━━━ INPUT RECORDS ━━━

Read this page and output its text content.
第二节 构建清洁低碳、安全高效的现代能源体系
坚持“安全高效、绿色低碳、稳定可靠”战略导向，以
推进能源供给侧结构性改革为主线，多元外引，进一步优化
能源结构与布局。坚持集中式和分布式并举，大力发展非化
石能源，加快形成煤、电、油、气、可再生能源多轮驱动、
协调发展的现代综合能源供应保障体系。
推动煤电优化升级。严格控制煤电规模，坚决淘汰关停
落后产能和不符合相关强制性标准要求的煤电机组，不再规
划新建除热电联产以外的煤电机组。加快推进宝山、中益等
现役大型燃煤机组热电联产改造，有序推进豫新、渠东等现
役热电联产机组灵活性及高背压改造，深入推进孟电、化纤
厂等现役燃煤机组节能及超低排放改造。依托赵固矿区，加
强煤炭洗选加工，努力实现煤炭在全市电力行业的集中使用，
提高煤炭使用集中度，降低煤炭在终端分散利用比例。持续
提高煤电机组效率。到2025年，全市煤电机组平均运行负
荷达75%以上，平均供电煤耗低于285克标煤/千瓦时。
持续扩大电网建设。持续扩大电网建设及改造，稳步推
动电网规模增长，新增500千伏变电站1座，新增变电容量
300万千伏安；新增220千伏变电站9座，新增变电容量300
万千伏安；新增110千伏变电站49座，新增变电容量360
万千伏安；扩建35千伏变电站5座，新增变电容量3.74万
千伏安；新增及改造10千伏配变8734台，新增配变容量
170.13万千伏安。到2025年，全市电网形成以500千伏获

━━━

» WHAT THE TASK REQUIRES
Retype the whole listing, matching it exactly.

» SOLUTION TO THIS EXERCISE
Read this page and output its text content.
第二节 构建清洁低碳、安全高效的现代能源体系
坚持“安全高效、绿色低碳、稳定可靠”战略导向，以
推进能源供给侧结构性改革为主线，多元外引，进一步优化
能源结构与布局。坚持集中式和分布式并举，大力发展非化
石能源，加快形成煤、电、油、气、可再生能源多轮驱动、
协调发展的现代综合能源供应保障体系。
推动煤电优化升级。严格控制煤电规模，坚决淘汰关停
落后产能和不符合相关强制性标准要求的煤电机组，不再规
划新建除热电联产以外的煤电机组。加快推进宝山、中益等
现役大型燃煤机组热电联产改造，有序推进豫新、渠东等现
役热电联产机组灵活性及高背压改造，深入推进孟电、化纤
厂等现役燃煤机组节能及超低排放改造。依托赵固矿区，加
强煤炭洗选加工，努力实现煤炭在全市电力行业的集中使用，
提高煤炭使用集中度，降低煤炭在终端分散利用比例。持续
提高煤电机组效率。到2025年，全市煤电机组平均运行负
荷达75%以上，平均供电煤耗低于285克标煤/千瓦时。
持续扩大电网建设。持续扩大电网建设及改造，稳步推
动电网规模增长，新增500千伏变电站1座，新增变电容量
300万千伏安；新增220千伏变电站9座，新增变电容量300
万千伏安；新增110千伏变电站49座，新增变电容量360
万千伏安；扩建35千伏变电站5座，新增变电容量3.74万
千伏安；新增及改造10千伏配变8734台，新增配变容量
170.13万千伏安。到2025年，全市电网形成以500千伏获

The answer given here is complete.